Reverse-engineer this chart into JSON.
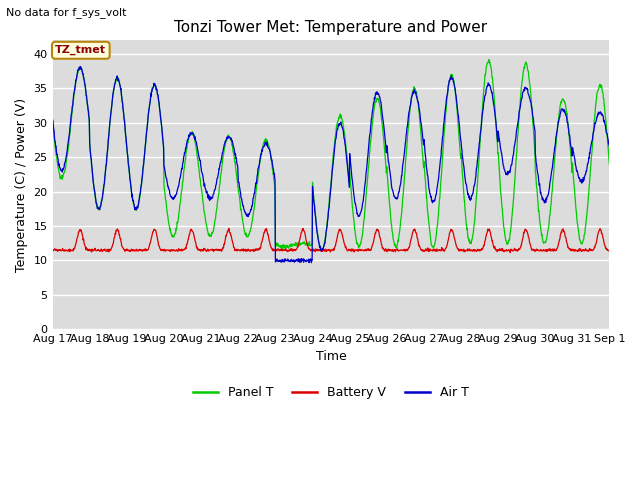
{
  "title": "Tonzi Tower Met: Temperature and Power",
  "subtitle": "No data for f_sys_volt",
  "xlabel": "Time",
  "ylabel": "Temperature (C) / Power (V)",
  "ylim": [
    0,
    42
  ],
  "yticks": [
    0,
    5,
    10,
    15,
    20,
    25,
    30,
    35,
    40
  ],
  "date_labels": [
    "Aug 17",
    "Aug 18",
    "Aug 19",
    "Aug 20",
    "Aug 21",
    "Aug 22",
    "Aug 23",
    "Aug 24",
    "Aug 25",
    "Aug 26",
    "Aug 27",
    "Aug 28",
    "Aug 29",
    "Aug 30",
    "Aug 31",
    "Sep 1"
  ],
  "panel_color": "#00cc00",
  "battery_color": "#dd0000",
  "air_color": "#0000cc",
  "legend_label_panel": "Panel T",
  "legend_label_battery": "Battery V",
  "legend_label_air": "Air T",
  "annotation_text": "TZ_tmet",
  "plot_bg_color": "#dcdcdc",
  "n_days": 15,
  "n_points": 1440,
  "panel_peaks": [
    38.0,
    36.5,
    35.5,
    28.5,
    28.0,
    27.5,
    12.5,
    31.0,
    33.5,
    35.0,
    37.0,
    39.0,
    38.5,
    33.5,
    35.5
  ],
  "panel_mins": [
    22.0,
    17.5,
    17.5,
    13.5,
    13.5,
    13.5,
    12.0,
    11.5,
    12.0,
    12.0,
    12.0,
    12.5,
    12.5,
    12.5,
    12.5
  ],
  "air_peaks": [
    38.0,
    36.5,
    35.5,
    28.5,
    28.0,
    27.0,
    10.0,
    30.0,
    34.5,
    34.5,
    36.5,
    35.5,
    35.0,
    32.0,
    31.5
  ],
  "air_mins": [
    23.0,
    17.5,
    17.5,
    19.0,
    19.0,
    16.5,
    10.0,
    11.5,
    16.5,
    19.0,
    18.5,
    19.0,
    22.5,
    18.5,
    21.5
  ],
  "bat_base": 11.5,
  "bat_peak": 3.0
}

■ ■ ■

__Task instructions__
Print every entry exactly as written, without the pictures.

__Exercise output__
Reverse-engineer this chart into JSON.
{
  "title": "Tonzi Tower Met: Temperature and Power",
  "subtitle": "No data for f_sys_volt",
  "xlabel": "Time",
  "ylabel": "Temperature (C) / Power (V)",
  "ylim": [
    0,
    42
  ],
  "yticks": [
    0,
    5,
    10,
    15,
    20,
    25,
    30,
    35,
    40
  ],
  "date_labels": [
    "Aug 17",
    "Aug 18",
    "Aug 19",
    "Aug 20",
    "Aug 21",
    "Aug 22",
    "Aug 23",
    "Aug 24",
    "Aug 25",
    "Aug 26",
    "Aug 27",
    "Aug 28",
    "Aug 29",
    "Aug 30",
    "Aug 31",
    "Sep 1"
  ],
  "panel_color": "#00cc00",
  "battery_color": "#dd0000",
  "air_color": "#0000cc",
  "legend_label_panel": "Panel T",
  "legend_label_battery": "Battery V",
  "legend_label_air": "Air T",
  "annotation_text": "TZ_tmet",
  "plot_bg_color": "#dcdcdc",
  "n_days": 15,
  "n_points": 1440,
  "panel_peaks": [
    38.0,
    36.5,
    35.5,
    28.5,
    28.0,
    27.5,
    12.5,
    31.0,
    33.5,
    35.0,
    37.0,
    39.0,
    38.5,
    33.5,
    35.5
  ],
  "panel_mins": [
    22.0,
    17.5,
    17.5,
    13.5,
    13.5,
    13.5,
    12.0,
    11.5,
    12.0,
    12.0,
    12.0,
    12.5,
    12.5,
    12.5,
    12.5
  ],
  "air_peaks": [
    38.0,
    36.5,
    35.5,
    28.5,
    28.0,
    27.0,
    10.0,
    30.0,
    34.5,
    34.5,
    36.5,
    35.5,
    35.0,
    32.0,
    31.5
  ],
  "air_mins": [
    23.0,
    17.5,
    17.5,
    19.0,
    19.0,
    16.5,
    10.0,
    11.5,
    16.5,
    19.0,
    18.5,
    19.0,
    22.5,
    18.5,
    21.5
  ],
  "bat_base": 11.5,
  "bat_peak": 3.0
}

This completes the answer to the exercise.